• _ТЕКСТ ДЛЯ ЧТЕНИЯ_:
# # # #

Матросы вынули револьверы, другой рукой торопливо отстегивали бомбы.
Седоусый украинец, проведший всю империалистическую войну на западном фронте, бесстрашием и хладнокровием заслуживший унтера, в начале революции перебивший в своей роте офицеров, забрал губами горячую кашу, постучал ложкой, отряхивая о край котелка, вытер усы.
— Як петухи: ко-ко-ко-ко. Що ж вы не кукарекаете?
Кругом засмеялись.
— Та що ж воны глумляются!.. — сердито повернулись к седоусому хлопцы.
Сразу стали видны далеко уходящие костры. Матросы засовывали револьверы в кобуры, пристегивали бомбы.
— Да нам начхать на вас, так вас растак…
— И пошли такой же шумной, взбудораженной ватагой, смутно белея в темноте, потом потонули, и уходила цепочка огней» (61–62).
Полки Кожуха соединились с полками главных сил Красной Армии. Поистине незабываемые эти картины встречи. Здесь ярко изображена необычайная сила переживаний:
«Те, что стояли одетые и сытые множеством рядов лицом к лицу с железными шеренгами исхудалых голых людей, те чувствовали себя сиротами в этом неиспытанном торжестве и, не стыдясь просившихся на глаза слез, поломали ряды и, все смывая, двинулись всесокрушающей лавиной к повозке, на которой стоял оборванный, полубосой, исхудалый Кожух. И покатилось до самых до степных краев:
— Оте-ец наш… веди нас, куды знаешь… и мы свои головы сложим…
Тысячи рук протянулись к нему, стащили его, тысячи рук подняли его над плечами, над головами и понесли. И дрогнула степь на десятки верст, всколыхнутая бесчисленными человеческими голосами:
— Урррр-а!.. Уррр-а-а… а-а-а… батькови Кожуху… Кожуха несли и там, где стояли стройные ряды,
несли и там, где стояла артиллерия, пронесли и между лошадьми эскадронов, и всадники оборачивались на седлах и с восторженно изменившимися лицами, темнея открытыми ртами, без перерыва кричали.

# # # #

Перечни элементов вёрстки с рамками:
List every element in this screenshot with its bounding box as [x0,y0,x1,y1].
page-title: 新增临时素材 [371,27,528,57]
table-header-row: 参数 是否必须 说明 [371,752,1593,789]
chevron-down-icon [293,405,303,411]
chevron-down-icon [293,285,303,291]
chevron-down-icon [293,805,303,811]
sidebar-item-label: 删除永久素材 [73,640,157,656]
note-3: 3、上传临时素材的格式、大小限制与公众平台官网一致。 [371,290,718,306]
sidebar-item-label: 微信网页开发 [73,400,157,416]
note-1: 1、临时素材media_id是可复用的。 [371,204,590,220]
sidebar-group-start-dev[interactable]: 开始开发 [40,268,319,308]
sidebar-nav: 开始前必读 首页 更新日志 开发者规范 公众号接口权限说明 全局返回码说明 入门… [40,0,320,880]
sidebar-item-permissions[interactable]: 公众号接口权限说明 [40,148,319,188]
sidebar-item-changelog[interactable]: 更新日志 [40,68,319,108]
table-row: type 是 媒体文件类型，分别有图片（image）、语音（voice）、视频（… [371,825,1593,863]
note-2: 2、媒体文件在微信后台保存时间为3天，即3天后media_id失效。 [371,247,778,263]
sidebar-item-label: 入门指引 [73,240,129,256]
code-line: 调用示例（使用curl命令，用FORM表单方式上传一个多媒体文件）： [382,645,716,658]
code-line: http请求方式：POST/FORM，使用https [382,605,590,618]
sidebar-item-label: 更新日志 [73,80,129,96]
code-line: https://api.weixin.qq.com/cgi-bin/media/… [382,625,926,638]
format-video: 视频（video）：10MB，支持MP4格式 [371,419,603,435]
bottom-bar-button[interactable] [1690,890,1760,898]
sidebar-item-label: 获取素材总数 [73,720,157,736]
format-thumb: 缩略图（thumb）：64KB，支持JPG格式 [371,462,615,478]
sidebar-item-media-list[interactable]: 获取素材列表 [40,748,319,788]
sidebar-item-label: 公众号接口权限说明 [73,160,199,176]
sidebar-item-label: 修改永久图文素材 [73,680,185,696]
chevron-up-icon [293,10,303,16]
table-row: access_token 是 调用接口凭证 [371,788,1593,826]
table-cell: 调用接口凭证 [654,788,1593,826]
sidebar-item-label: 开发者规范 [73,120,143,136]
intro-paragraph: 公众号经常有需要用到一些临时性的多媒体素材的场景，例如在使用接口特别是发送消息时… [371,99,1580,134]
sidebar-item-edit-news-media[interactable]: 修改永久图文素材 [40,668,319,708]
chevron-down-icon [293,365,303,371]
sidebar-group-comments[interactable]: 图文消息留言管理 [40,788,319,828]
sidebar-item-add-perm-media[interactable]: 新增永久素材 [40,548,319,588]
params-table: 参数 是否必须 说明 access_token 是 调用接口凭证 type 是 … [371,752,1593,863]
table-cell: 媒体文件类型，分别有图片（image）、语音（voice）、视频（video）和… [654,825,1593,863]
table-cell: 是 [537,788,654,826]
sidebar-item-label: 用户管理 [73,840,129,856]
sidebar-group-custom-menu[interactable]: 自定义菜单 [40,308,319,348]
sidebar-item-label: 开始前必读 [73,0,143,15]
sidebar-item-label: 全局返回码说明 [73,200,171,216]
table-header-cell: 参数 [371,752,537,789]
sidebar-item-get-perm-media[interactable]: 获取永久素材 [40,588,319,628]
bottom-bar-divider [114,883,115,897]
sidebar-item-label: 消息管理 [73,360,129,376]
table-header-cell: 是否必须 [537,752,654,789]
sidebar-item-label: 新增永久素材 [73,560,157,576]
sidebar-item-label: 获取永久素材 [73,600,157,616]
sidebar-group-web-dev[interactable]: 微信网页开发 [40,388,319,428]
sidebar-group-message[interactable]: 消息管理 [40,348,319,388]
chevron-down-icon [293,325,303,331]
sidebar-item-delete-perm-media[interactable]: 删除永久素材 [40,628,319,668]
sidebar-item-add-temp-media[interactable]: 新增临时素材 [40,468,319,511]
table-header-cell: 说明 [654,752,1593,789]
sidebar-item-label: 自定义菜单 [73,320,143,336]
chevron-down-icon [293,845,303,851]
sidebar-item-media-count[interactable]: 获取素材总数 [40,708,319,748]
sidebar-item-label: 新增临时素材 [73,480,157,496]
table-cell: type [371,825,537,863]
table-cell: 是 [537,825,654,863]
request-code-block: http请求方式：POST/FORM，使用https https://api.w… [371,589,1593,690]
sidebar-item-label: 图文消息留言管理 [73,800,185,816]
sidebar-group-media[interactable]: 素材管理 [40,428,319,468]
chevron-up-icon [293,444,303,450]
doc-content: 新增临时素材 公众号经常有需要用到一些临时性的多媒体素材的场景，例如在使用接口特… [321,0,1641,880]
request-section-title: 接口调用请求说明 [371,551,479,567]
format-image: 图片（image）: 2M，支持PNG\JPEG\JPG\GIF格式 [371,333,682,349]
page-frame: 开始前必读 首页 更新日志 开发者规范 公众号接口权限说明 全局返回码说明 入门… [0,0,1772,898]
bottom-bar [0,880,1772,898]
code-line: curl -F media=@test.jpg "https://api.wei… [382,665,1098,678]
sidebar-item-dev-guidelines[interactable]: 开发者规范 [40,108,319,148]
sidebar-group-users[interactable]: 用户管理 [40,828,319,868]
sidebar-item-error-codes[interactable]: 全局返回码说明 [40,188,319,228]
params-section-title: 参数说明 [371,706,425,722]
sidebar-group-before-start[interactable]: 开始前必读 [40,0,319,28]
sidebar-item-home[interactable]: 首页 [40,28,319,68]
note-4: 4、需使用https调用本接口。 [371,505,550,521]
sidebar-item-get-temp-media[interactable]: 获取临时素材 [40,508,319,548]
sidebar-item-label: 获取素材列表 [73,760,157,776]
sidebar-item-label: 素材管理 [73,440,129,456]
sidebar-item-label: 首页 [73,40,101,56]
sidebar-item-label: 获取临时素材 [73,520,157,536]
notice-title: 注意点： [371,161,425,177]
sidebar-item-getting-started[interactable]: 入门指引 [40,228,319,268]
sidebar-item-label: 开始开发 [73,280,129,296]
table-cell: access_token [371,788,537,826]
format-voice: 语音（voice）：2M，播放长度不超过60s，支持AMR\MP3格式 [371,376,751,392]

# # # #

• _ЗАДАНИЯ_:
**A)** Продублируйте дословно фрагмент текста о встрече Кожуха с главными силами, начиная со слов «Матросы вынули револьверы, другой» и продолжая вплоть до слов «котелка, вытер усы.».
**B)** Что могло бы идти дальше в тексте о встрече Кожуха с главными силами Красной Армии? Продолжите его, начав сразу после последней приведённой фразы.

• _ОТВЕТЫ К ЗАДАНИЯМ_:
**A)**
Матросы вынули револьверы, другой рукой торопливо отстегивали бомбы.
Седоусый украинец, проведший всю империалистическую войну на западном фронте, бесстрашием и хладнокровием заслуживший унтера, в начале революции перебивший в своей роте офицеров, забрал губами горячую кашу, постучал ложкой, отряхивая о край котелка, вытер усы.

**B)**
Несли его среди беженцев, среди повозок, и матери протягивали к нему детей.
Принесли назад и бережно поставили опять на повозку. Кожух раскрыл рот, чтоб заговорить, и все ахнули, как будто увидели в первый раз:
— Та у его глаза сыни…
Нет, не закричали, потому что не умели назвать словами свои ощущения, а у него глаза действительно оказались голубые, ласковые и улыбались милой детской ласковой улыбкой, — не закричали так, а закричали:
— Уррра-а-а нашему батькови!.. Нехай живе… Пидемо за им на край свита, будемо биться за со-витску власть. Будемо биться с панами, с генералами, с ахвицерьем…» (161).
Массовые сцены — родная стихия Серафимовича. «Когда Приходько вышел, шум воды вырос, наполняя всю темноту. У дверей на черной земле, темный и низкий пулемет. Возле две темные фигуры с темными штыками» (22).
Нельзя сказать лучше, чтобы заставить читателя почувствовать эту обстановку. Здесь ни одного слова нельзя заменить другим: из повторения эпитетов — черного, низкого, темного — создается картина жуткой обстановки.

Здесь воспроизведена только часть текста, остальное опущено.